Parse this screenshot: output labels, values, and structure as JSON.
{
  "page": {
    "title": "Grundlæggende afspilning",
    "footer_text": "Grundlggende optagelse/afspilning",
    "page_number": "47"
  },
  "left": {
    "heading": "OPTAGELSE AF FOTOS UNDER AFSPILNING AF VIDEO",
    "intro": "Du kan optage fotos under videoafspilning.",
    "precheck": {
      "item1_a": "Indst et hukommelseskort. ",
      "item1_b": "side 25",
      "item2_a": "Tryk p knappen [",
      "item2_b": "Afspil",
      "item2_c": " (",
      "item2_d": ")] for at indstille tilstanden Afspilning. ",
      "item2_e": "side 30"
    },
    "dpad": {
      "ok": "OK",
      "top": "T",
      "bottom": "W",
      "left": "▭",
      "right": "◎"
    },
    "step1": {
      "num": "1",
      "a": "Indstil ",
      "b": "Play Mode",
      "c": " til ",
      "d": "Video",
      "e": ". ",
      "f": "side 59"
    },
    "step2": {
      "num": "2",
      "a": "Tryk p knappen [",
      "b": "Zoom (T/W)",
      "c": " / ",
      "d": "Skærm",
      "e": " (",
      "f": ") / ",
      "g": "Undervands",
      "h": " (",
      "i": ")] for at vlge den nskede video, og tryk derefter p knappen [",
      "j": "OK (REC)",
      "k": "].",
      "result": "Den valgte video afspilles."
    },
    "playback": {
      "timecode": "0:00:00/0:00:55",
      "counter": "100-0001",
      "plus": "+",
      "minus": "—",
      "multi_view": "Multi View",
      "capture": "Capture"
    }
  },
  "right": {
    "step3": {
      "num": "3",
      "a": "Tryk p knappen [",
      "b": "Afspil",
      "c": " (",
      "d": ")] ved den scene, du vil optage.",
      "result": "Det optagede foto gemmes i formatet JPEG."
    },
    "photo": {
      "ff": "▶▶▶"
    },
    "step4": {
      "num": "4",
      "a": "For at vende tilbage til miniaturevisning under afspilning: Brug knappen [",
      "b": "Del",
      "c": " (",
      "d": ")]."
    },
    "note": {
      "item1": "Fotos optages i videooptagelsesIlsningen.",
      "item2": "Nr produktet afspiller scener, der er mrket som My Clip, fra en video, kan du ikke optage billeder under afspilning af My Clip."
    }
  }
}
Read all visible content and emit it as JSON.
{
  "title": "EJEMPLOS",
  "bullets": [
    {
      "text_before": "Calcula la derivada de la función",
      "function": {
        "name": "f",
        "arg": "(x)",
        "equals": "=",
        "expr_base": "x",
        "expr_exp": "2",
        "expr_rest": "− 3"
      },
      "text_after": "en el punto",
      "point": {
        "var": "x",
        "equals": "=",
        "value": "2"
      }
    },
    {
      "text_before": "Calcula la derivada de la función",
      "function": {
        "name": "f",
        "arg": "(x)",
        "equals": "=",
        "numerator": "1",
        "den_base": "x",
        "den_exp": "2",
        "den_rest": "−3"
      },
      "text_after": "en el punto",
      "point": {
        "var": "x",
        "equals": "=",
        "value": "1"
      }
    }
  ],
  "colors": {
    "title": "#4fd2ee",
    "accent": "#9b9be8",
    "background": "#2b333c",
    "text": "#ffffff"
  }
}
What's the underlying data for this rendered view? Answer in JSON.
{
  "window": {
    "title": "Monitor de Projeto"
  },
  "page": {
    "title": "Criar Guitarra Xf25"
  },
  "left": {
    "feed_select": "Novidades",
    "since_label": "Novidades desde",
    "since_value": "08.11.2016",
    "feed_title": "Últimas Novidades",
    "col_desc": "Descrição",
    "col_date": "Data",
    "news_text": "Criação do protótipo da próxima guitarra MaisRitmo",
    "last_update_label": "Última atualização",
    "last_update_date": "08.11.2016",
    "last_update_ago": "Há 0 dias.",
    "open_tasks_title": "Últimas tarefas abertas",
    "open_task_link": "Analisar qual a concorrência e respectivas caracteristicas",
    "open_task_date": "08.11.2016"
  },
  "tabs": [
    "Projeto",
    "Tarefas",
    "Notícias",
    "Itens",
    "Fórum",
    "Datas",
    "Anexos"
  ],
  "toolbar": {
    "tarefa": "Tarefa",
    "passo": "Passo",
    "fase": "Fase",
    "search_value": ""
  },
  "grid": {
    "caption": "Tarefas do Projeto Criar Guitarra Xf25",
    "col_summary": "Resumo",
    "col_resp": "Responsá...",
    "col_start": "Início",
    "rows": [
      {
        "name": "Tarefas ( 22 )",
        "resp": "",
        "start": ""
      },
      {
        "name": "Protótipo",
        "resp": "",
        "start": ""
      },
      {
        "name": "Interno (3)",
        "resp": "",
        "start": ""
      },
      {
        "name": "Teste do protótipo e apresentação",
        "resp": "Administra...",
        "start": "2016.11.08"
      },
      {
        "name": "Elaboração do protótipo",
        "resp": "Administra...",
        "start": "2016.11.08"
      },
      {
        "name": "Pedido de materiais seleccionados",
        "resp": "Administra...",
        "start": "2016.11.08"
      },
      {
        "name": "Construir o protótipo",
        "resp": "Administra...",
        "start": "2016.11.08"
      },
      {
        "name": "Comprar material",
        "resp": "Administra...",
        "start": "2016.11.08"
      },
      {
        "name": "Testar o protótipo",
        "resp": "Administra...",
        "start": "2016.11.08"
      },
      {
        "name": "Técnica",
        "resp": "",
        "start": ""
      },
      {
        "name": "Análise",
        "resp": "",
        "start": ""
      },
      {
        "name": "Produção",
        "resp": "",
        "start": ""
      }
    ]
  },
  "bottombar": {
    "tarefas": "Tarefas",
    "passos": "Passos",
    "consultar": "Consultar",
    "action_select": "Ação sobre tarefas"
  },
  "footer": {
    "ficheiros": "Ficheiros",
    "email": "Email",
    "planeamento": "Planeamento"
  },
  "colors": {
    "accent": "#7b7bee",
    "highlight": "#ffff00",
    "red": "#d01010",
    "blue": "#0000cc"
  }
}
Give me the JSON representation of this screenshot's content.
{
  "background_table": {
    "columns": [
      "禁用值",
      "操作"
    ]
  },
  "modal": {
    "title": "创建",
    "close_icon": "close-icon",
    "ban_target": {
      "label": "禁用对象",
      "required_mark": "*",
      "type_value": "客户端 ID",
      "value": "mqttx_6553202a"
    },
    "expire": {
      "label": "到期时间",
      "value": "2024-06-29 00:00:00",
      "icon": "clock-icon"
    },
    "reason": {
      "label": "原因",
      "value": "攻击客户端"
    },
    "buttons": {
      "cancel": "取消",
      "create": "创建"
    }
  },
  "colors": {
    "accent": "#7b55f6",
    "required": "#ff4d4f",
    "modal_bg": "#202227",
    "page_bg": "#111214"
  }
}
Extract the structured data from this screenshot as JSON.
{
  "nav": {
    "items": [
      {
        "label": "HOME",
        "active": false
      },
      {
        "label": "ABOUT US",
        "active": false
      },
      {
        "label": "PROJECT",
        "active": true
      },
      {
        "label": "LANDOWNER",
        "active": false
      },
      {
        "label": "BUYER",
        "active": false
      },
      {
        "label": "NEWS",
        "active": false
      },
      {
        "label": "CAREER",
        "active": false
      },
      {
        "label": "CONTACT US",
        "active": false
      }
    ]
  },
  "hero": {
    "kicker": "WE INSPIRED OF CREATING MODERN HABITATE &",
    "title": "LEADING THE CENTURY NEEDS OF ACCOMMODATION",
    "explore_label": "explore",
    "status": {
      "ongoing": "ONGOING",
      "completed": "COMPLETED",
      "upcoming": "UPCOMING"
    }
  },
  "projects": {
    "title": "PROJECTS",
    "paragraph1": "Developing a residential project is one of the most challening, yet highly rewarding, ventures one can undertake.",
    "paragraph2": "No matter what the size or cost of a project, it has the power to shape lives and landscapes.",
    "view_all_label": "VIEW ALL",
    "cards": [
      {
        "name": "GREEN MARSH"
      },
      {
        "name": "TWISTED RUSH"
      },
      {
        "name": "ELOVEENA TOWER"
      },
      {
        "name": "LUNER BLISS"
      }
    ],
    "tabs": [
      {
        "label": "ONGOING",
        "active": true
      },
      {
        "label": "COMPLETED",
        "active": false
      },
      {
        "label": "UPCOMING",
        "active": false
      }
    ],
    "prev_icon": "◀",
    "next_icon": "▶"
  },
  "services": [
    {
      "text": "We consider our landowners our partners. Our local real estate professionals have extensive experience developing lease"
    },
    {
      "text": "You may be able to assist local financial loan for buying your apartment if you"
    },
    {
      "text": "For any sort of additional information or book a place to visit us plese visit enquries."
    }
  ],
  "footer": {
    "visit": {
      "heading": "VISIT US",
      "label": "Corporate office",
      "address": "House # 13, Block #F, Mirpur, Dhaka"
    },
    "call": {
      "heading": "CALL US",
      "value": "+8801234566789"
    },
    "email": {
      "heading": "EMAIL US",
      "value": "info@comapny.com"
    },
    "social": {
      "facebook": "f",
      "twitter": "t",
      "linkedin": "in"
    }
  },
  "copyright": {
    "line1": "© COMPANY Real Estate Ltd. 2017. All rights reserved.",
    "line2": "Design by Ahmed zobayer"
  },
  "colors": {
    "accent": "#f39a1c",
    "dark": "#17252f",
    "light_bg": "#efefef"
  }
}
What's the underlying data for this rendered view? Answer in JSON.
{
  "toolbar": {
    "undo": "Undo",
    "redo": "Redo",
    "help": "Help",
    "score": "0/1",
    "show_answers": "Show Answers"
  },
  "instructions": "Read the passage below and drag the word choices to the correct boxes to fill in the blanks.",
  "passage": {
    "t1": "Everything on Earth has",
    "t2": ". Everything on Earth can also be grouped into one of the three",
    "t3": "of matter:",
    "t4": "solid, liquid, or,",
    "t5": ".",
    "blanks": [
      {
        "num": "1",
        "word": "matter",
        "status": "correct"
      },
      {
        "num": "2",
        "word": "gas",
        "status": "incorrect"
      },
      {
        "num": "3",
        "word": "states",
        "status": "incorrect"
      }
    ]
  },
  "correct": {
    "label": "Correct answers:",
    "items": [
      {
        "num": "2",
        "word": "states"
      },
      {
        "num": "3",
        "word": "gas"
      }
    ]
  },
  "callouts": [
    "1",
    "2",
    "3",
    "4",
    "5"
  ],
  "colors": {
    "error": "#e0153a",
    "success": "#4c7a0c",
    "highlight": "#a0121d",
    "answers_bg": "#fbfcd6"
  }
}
============
** What you will do **
Look through the entries above. Extract each line with the word "result".

** The reply **
      "result": "Den valgte video afspilles."
      "result": "Det optagede foto gemmes i formatet JPEG."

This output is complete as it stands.